— PROBLEM DETAILS —
Each line of the data below should be restated exactly, with images left out.

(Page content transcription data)
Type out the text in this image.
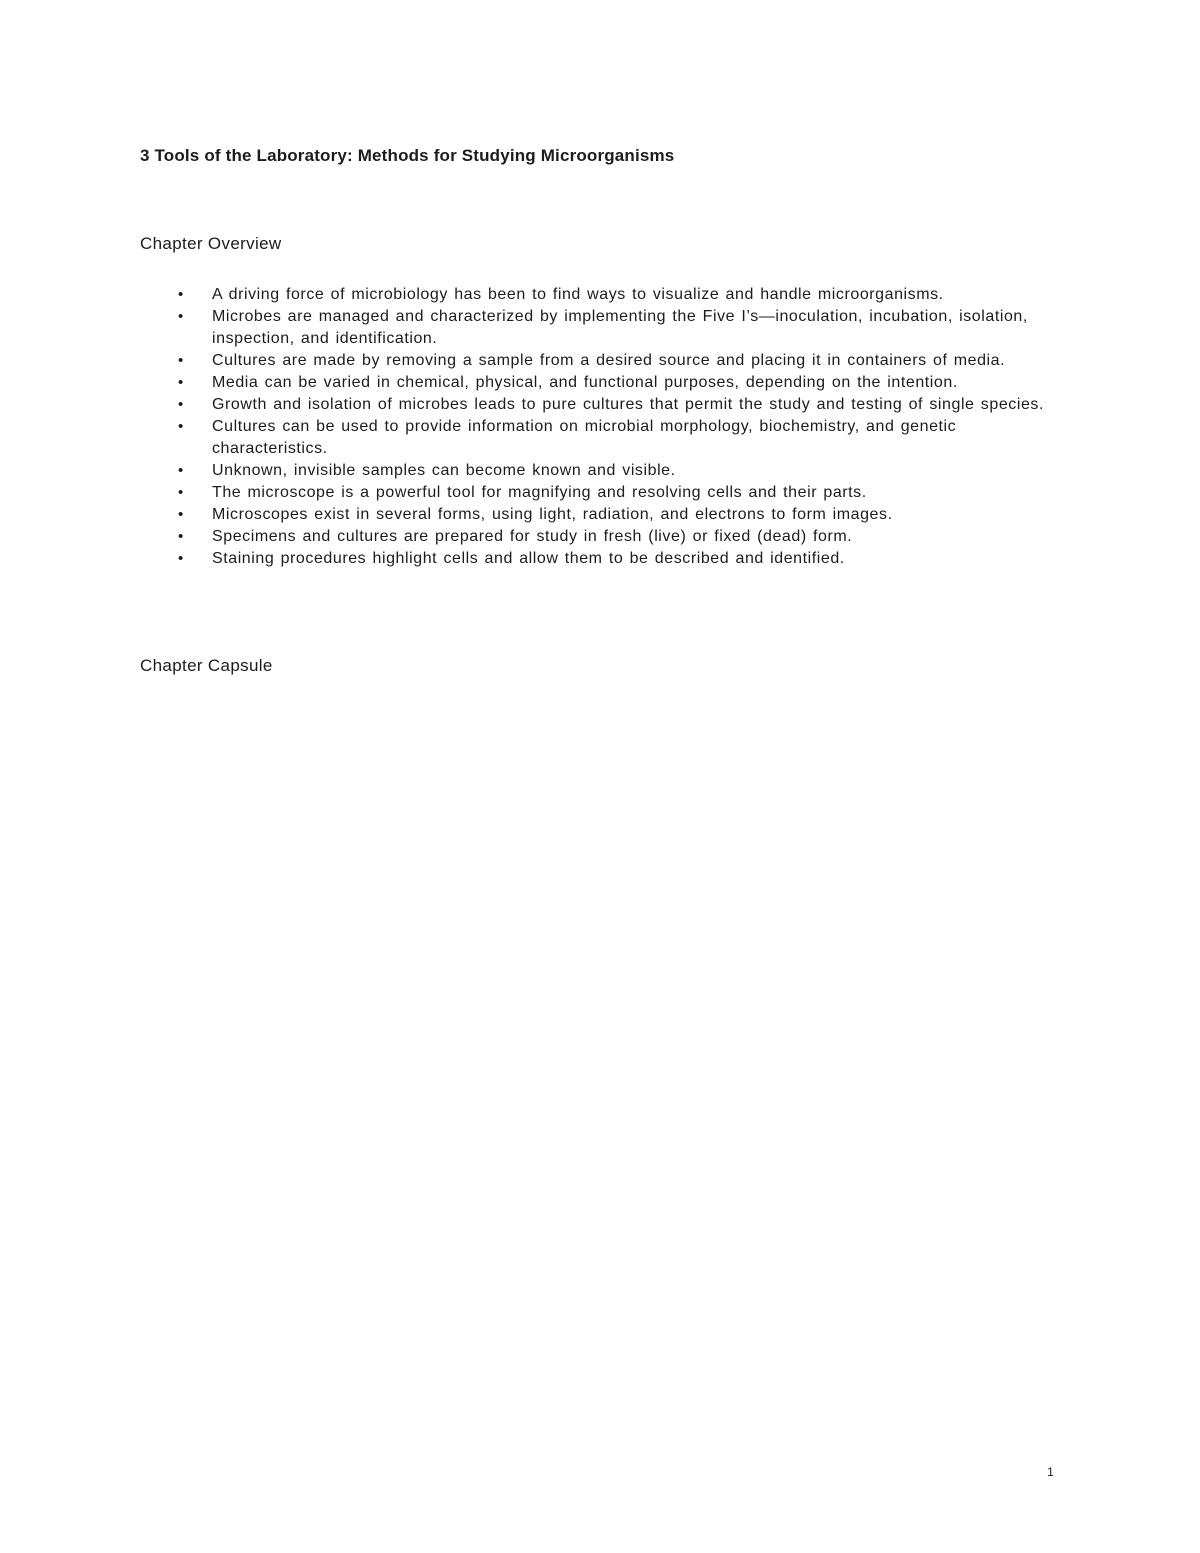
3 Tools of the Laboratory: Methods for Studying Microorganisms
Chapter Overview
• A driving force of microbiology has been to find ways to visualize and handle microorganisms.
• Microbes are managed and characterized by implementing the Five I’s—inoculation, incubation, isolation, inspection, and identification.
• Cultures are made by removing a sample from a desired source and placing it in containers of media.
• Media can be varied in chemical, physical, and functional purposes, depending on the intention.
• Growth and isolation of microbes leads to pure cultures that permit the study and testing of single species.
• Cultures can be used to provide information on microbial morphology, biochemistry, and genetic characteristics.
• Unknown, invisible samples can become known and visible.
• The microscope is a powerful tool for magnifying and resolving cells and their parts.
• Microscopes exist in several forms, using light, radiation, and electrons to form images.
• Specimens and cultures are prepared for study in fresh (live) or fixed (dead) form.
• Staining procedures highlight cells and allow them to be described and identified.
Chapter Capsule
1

— EXPECTED ANSWER —
Type out the text in this image.
3 Tools of the Laboratory: Methods for Studying Microorganisms
Chapter Overview
• A driving force of microbiology has been to find ways to visualize and handle microorganisms.
• Microbes are managed and characterized by implementing the Five I’s—inoculation, incubation, isolation, inspection, and identification.
• Cultures are made by removing a sample from a desired source and placing it in containers of media.
• Media can be varied in chemical, physical, and functional purposes, depending on the intention.
• Growth and isolation of microbes leads to pure cultures that permit the study and testing of single species.
• Cultures can be used to provide information on microbial morphology, biochemistry, and genetic characteristics.
• Unknown, invisible samples can become known and visible.
• The microscope is a powerful tool for magnifying and resolving cells and their parts.
• Microscopes exist in several forms, using light, radiation, and electrons to form images.
• Specimens and cultures are prepared for study in fresh (live) or fixed (dead) form.
• Staining procedures highlight cells and allow them to be described and identified.
Chapter Capsule
1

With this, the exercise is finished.